Petit problème 1
D'après l'extrait à lire, à quelle date l'album Move Through The Dawn est-il sorti ?

The Coral

Move Through The Dawn

Sortie le 24 aout 2018

Ignition

Move Through The Dawn est la deuxième étape marquant le grand retour de The Coral. Après Butterfly House en 2010, le groupe de Wirral, dont les membres, à l’exception du chanteur James Skelly, étaient directement passés d’une salle de classe à une tournée avec Oasis sans même avoir eu le temps de réfléchir à ce qui leur arrivait, ont donc pris une pause de cinq ans. Cette période a été, comme le dit le clavier Nick Power, « comme entrer dans le château des Ombres [Castle Grayskull, “Les Maîtres de l’univers”]. Le monde était un endroit terrifiant. » Mais cette pause était nécessaire. The Coral sont revenus en pleine forme avec le psychédélique Distance Inbetween et ses gros riffs en 2016. Et aujourd’hui ils font leur retour avec un album mélodique, optimiste, plein de chansons parfaitement travaillées.

 

« On avait plus ou moins écrit un autre album entier dans le style du précédent », explique James à propos du développement de Move Through the Dawn. « Distance Inbetween avait été bien reçu, et ç’aurait été facile d’en profiter et de refaire la même chose. On a réservé un studio et on a eu une révélation : on devait aller dans la direction opposée. On devait écrire des chansons de trois minutes, sans fioritures, presque sans solos. Je veux dire, j’aime The War on Drugs et The Arcade Fire, mais est-ce que ton morceau le plus court doit vraiment faire plus de cinq minutes ? On avait l’impression que les chansons de trois minutes étaient démodées dans le rock, et elles avaient besoin qu’on les remette sur le devant de la scène. »

Petit problème 2
Modifiez les entrées depuis leur début jusqu'à la ligne contenant « y-tick-label: 10−3 bbox=[46, 6, 81, 27] » incluse, en remplaçant « x-tick-label » par « x-axis-tick » sans rien changer d'autre. Ne donnez que ces lignes.

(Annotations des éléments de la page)
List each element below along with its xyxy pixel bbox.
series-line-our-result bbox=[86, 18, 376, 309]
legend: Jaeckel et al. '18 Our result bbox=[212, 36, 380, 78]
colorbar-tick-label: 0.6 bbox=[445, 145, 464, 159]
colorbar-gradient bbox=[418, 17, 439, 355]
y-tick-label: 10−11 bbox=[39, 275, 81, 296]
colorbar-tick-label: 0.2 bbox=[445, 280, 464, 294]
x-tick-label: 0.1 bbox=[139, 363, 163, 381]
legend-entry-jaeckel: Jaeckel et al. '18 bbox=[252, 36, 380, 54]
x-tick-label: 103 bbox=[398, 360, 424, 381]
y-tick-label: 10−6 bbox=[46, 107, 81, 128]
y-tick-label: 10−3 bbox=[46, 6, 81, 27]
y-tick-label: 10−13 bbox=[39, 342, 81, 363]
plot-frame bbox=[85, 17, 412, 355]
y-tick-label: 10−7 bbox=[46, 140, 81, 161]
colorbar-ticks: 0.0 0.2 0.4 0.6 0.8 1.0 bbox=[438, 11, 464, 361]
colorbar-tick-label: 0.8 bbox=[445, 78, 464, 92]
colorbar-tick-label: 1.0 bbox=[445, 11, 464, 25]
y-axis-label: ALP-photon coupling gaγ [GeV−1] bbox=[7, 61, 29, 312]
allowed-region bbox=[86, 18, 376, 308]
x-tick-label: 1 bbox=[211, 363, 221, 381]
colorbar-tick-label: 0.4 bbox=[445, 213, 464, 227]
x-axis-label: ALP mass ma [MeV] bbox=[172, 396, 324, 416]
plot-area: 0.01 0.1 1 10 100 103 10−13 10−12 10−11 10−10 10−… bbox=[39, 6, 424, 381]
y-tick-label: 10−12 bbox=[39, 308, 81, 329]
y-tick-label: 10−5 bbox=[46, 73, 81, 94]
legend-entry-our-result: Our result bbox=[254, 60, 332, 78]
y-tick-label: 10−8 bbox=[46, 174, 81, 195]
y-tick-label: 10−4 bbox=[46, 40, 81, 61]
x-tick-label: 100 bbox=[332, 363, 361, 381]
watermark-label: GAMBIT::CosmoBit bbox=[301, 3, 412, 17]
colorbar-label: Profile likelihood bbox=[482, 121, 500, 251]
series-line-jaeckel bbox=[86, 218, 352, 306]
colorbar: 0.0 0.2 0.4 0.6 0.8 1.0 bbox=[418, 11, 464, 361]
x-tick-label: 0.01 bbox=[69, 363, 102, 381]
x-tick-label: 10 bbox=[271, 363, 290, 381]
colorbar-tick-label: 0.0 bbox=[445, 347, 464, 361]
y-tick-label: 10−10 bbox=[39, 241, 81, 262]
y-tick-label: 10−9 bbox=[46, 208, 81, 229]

Corrigé de l'exercice 1
Le 24 août 2018.

Corrigé de l'exercice 2
List each element below along with its xyxy pixel bbox.
series-line-our-result bbox=[86, 18, 376, 309]
legend: Jaeckel et al. '18 Our result bbox=[212, 36, 380, 78]
colorbar-tick-label: 0.6 bbox=[445, 145, 464, 159]
colorbar-gradient bbox=[418, 17, 439, 355]
y-tick-label: 10−11 bbox=[39, 275, 81, 296]
colorbar-tick-label: 0.2 bbox=[445, 280, 464, 294]
x-axis-tick: 0.1 bbox=[139, 363, 163, 381]
legend-entry-jaeckel: Jaeckel et al. '18 bbox=[252, 36, 380, 54]
x-axis-tick: 103 bbox=[398, 360, 424, 381]
y-tick-label: 10−6 bbox=[46, 107, 81, 128]
y-tick-label: 10−3 bbox=[46, 6, 81, 27]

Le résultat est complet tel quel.